SOURCE MATERIAL:
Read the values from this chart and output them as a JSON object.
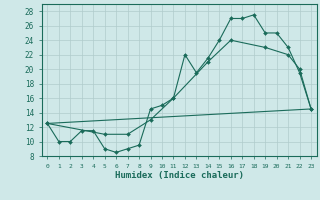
{
  "bg_color": "#cfe8e8",
  "grid_color": "#c0d8d8",
  "line_color": "#1a6b5a",
  "xlabel": "Humidex (Indice chaleur)",
  "xlim": [
    -0.5,
    23.5
  ],
  "ylim": [
    8,
    29
  ],
  "xticks": [
    0,
    1,
    2,
    3,
    4,
    5,
    6,
    7,
    8,
    9,
    10,
    11,
    12,
    13,
    14,
    15,
    16,
    17,
    18,
    19,
    20,
    21,
    22,
    23
  ],
  "yticks": [
    8,
    10,
    12,
    14,
    16,
    18,
    20,
    22,
    24,
    26,
    28
  ],
  "series1": {
    "x": [
      0,
      1,
      2,
      3,
      4,
      5,
      6,
      7,
      8,
      9,
      10,
      11,
      12,
      13,
      14,
      15,
      16,
      17,
      18,
      19,
      20,
      21,
      22,
      23
    ],
    "y": [
      12.5,
      10,
      10,
      11.5,
      11.5,
      9,
      8.5,
      9,
      9.5,
      14.5,
      15,
      16,
      22,
      19.5,
      21.5,
      24,
      27,
      27,
      27.5,
      25,
      25,
      23,
      19.5,
      14.5
    ]
  },
  "series2": {
    "x": [
      0,
      5,
      7,
      9,
      11,
      14,
      16,
      19,
      21,
      22,
      23
    ],
    "y": [
      12.5,
      11,
      11,
      13,
      16,
      21,
      24,
      23,
      22,
      20,
      14.5
    ]
  },
  "series3": {
    "x": [
      0,
      23
    ],
    "y": [
      12.5,
      14.5
    ]
  }
}
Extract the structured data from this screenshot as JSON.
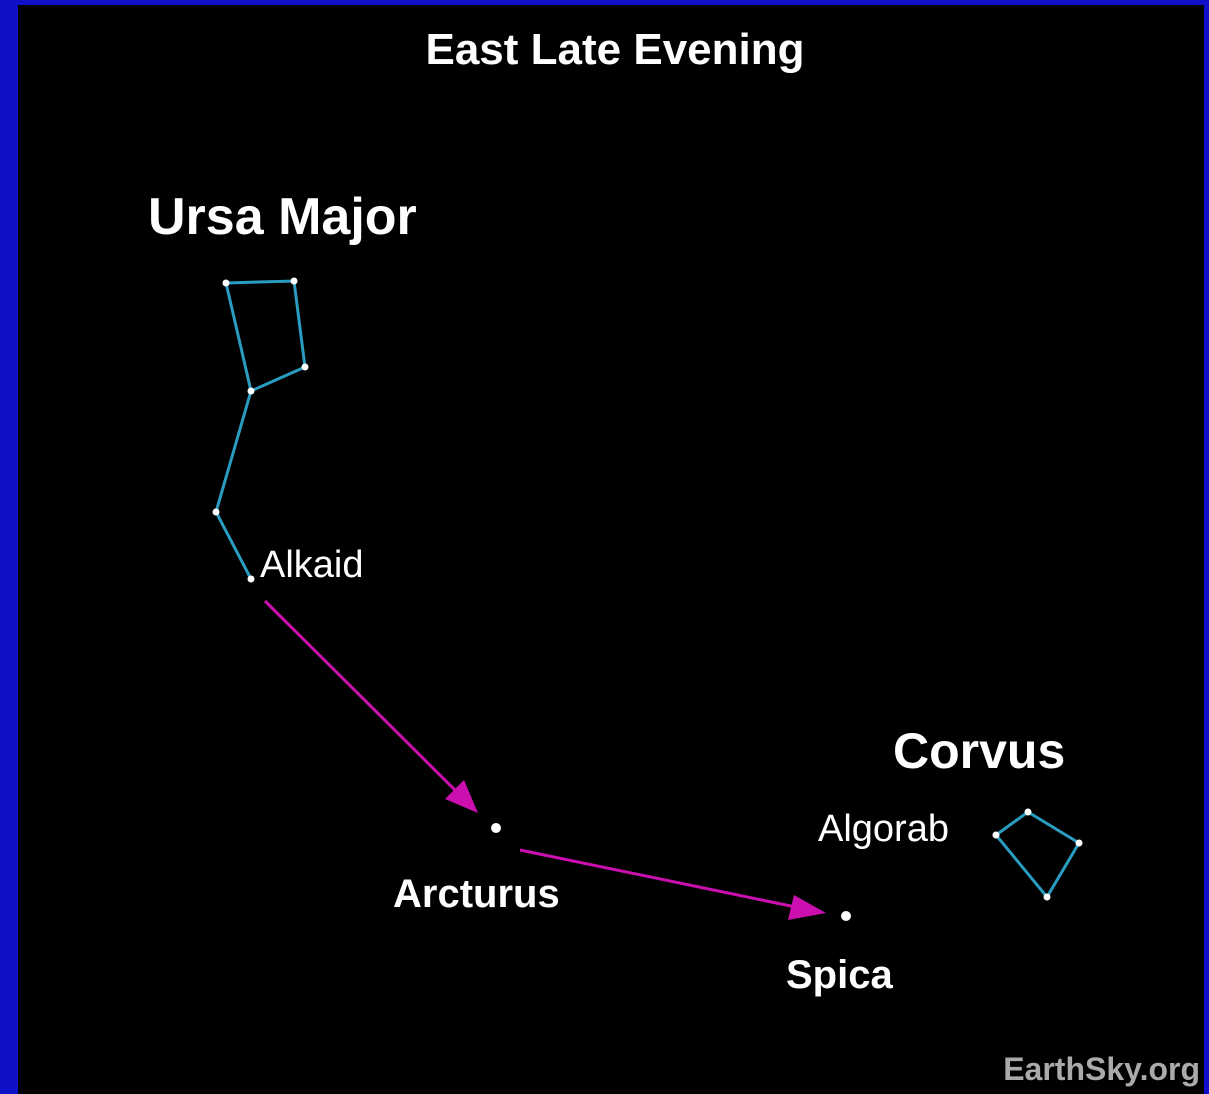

WRITTEN REQUEST: Using the material above, report each line where "from" occurs.

OUTPUT OF THE EXERCISE:
Read the values from this chart and output them as a JSON object.
Extract the structured data from this screenshot as JSON.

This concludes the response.